= 节选 =

1961年6月,我所在的单位撤销,7月我就离开北京率队到山东支援农业第一线了!到山东后,被分配到省属重点中学临沂一中做行政领导工作。我们那个时代的干部,差不多都知道奥斯特洛夫斯基的那段名言:“人最宝贵的东西是生命,生命属于我们只有一次。一个人的生命是应当这样度过的,当他回首往事的时候,他不因虚度年华而悔恨,也不因碌碌无为而羞耻……”与吴运铎相交,自然加深了我对这段话的理解与感受。从首都北京遽而到了鲁南革命老根据地临沂,当时那里也是灾情严重,生活不好,但我毫无怨艾。工作很忙,早起晚睡,我很少闲空。学校很大,同著名的华东烈士陵园邻近。有一天,偶去看看,见陵园里有新四军副军长罗炳辉将军的墓。墓是苏式的,像个碉堡,有旋转形的阶梯可以走上去,看到罗炳辉副军长的墓,我就想起了吴运铎,抗日战争时,罗炳辉任新四军二师师长时,老吴在他领导下工作,老吴对我说过:罗师长不摆架子十分和气,把青年当作小兄弟,工作中给帮助,思想上给启发,有一次约老吴去玩,想送点什么给老吴,可是找了半天没有东西可送,就摘了一个他自己种的大番茄给老吴……想起了老吴,我心里不平静了!我离北京时,有不少朋友送行,但我连电话也未给老吴打一个,我觉得理应写封信告诉他我的情况。于是,我给老吴写了信,记得我告诉了他我的近况,问问他身体好不好,告诉他我看到了罗炳辉的墓,并向他索取他答应赠送我的那幅松树国画。信发出后,隔了些日子,收到10月18日老吴从北京同仁医院写寄给我的信:
洪溥同志:
来信收到了,只因住院动手术,未能及时作复,乞谅。

= 任务目标 =
根据节选,作者到山东后被分配做什么工作?

(某个合集里的条目)

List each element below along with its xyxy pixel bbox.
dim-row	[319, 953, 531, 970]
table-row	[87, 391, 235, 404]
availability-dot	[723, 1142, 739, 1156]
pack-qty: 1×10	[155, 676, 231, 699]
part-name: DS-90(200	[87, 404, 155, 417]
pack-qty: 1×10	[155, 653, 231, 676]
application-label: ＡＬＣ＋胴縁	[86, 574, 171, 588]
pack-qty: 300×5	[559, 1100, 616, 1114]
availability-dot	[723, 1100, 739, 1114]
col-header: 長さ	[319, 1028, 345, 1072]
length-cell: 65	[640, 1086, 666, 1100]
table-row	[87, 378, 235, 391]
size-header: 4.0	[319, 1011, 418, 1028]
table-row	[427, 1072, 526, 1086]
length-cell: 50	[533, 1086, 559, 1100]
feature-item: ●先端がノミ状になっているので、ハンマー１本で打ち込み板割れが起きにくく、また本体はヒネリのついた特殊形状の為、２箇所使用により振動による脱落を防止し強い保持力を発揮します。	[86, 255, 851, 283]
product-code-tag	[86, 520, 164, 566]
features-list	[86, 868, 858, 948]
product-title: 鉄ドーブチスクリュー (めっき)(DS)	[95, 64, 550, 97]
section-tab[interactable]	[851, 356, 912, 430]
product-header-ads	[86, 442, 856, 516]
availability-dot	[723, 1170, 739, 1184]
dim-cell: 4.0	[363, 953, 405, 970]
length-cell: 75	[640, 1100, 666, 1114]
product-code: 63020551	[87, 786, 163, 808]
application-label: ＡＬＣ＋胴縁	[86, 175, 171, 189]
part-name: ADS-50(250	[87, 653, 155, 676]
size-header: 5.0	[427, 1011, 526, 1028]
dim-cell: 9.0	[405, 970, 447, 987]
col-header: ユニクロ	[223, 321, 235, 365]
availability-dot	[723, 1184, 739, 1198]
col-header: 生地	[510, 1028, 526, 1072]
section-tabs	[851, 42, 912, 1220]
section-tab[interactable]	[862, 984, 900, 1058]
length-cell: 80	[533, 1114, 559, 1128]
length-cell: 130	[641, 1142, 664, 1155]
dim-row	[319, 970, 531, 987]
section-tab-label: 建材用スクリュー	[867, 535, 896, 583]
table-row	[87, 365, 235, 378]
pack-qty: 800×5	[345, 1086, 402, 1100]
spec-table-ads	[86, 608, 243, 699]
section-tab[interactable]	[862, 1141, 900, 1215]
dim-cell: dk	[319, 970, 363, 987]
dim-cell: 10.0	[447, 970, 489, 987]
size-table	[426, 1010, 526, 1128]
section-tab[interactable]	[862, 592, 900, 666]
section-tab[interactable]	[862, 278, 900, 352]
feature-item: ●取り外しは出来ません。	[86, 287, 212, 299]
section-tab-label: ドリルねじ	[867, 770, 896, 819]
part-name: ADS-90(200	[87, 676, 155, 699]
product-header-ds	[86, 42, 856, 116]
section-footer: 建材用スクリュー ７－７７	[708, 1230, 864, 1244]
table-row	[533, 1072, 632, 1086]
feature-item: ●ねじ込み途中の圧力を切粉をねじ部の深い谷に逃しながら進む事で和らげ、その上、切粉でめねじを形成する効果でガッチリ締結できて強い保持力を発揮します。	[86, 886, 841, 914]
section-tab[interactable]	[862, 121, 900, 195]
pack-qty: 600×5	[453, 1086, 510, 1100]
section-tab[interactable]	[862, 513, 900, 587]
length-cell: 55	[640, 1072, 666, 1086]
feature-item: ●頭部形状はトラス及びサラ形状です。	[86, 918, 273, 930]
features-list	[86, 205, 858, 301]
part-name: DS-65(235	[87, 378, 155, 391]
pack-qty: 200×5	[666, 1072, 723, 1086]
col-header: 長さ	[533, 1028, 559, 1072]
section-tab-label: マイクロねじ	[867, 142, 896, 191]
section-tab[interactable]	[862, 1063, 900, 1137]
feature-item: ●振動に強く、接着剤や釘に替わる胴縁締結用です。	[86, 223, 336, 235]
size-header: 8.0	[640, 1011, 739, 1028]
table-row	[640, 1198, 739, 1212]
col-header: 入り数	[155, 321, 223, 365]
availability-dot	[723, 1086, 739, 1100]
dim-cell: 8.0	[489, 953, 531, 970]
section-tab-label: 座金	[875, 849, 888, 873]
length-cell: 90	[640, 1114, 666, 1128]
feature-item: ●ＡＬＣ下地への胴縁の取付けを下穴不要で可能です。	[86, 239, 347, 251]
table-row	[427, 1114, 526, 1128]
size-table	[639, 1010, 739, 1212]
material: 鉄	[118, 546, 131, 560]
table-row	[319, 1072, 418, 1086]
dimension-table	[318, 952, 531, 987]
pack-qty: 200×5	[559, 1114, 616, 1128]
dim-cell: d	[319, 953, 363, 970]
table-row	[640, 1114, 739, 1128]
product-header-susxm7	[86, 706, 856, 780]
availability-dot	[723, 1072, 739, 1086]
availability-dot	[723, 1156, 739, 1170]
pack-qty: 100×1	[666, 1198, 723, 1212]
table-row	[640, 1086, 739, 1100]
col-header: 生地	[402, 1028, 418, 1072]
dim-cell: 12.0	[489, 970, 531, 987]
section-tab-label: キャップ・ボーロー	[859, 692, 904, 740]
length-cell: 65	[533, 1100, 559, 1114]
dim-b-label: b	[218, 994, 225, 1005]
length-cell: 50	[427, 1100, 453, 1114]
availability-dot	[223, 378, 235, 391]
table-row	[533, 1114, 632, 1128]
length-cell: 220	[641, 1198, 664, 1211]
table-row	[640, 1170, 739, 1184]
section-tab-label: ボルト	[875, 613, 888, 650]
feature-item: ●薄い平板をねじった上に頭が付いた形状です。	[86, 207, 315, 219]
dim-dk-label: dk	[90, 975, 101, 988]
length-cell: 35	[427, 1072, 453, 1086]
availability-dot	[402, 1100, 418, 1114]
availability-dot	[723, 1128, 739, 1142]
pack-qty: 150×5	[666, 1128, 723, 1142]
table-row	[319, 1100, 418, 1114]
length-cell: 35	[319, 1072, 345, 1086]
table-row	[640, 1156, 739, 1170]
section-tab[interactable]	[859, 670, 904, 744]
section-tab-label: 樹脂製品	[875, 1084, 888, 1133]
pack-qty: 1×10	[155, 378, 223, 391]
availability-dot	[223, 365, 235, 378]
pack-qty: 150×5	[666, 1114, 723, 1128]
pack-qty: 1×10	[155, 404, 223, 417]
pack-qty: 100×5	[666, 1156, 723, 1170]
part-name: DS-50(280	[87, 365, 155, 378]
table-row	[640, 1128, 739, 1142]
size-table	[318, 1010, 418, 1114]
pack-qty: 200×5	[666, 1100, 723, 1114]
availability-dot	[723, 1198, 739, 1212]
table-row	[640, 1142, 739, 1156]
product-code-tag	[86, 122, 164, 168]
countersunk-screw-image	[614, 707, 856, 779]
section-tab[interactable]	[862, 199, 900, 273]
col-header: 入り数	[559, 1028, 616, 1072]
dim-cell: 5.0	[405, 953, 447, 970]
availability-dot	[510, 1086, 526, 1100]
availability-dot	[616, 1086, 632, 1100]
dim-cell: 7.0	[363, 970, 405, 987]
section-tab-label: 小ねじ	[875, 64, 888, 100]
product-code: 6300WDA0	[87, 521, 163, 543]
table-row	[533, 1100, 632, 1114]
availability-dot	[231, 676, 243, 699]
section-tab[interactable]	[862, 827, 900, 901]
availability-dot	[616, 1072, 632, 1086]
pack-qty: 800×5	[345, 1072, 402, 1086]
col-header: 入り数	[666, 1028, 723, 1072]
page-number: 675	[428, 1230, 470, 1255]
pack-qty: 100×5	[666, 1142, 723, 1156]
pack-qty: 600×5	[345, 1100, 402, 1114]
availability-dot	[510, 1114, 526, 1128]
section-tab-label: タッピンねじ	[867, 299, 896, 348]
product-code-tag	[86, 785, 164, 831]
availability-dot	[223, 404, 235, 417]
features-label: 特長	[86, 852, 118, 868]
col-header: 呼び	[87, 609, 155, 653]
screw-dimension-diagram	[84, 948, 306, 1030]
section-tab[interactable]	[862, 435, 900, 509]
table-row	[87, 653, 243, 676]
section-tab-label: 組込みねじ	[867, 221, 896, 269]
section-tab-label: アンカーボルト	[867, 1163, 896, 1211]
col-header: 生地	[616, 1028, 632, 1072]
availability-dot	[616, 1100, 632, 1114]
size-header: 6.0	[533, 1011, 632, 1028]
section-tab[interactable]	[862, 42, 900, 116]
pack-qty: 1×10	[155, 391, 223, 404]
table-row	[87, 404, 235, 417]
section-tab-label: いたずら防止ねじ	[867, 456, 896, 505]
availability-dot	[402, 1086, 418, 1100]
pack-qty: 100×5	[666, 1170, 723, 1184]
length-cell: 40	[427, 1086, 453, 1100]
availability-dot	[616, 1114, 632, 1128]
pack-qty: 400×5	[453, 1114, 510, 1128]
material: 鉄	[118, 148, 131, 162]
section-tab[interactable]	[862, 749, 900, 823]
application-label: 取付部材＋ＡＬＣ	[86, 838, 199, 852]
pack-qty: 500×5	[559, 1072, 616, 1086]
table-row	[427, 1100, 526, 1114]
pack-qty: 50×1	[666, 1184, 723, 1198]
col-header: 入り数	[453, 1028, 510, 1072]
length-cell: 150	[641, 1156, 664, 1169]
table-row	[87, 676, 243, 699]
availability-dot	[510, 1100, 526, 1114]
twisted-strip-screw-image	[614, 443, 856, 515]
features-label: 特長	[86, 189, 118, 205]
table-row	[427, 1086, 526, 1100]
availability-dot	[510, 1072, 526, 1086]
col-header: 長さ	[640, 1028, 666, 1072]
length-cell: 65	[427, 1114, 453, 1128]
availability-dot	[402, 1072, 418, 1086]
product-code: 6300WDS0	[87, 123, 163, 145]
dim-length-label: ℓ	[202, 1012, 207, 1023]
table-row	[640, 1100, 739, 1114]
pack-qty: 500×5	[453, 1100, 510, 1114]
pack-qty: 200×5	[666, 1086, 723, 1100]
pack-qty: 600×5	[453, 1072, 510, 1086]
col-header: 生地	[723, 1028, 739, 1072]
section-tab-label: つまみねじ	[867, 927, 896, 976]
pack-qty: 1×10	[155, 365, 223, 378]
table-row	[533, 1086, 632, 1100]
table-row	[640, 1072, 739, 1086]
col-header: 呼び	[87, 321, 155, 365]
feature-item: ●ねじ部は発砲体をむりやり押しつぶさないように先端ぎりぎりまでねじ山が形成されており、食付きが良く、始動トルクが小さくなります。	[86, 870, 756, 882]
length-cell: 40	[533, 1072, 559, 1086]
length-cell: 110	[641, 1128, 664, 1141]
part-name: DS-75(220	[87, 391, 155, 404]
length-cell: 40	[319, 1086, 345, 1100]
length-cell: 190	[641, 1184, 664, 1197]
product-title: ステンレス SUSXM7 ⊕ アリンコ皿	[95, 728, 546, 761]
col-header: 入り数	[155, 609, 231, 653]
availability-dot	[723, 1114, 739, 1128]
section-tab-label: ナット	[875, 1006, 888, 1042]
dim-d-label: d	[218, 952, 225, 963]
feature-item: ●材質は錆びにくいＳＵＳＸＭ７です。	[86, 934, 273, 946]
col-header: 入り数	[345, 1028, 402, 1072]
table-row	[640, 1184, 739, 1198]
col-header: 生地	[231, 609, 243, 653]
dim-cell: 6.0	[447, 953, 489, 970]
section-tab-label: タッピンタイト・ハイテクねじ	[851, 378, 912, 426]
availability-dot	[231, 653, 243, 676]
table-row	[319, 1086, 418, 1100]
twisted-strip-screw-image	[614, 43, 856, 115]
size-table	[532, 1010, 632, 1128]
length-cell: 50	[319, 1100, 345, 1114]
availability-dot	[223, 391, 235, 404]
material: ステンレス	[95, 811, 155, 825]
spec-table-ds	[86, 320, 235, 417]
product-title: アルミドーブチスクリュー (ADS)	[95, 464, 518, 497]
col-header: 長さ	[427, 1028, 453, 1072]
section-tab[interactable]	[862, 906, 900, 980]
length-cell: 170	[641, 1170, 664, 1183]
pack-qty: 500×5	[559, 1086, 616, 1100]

= 结果如下 =
在省属重点中学临沂一中做行政领导工作。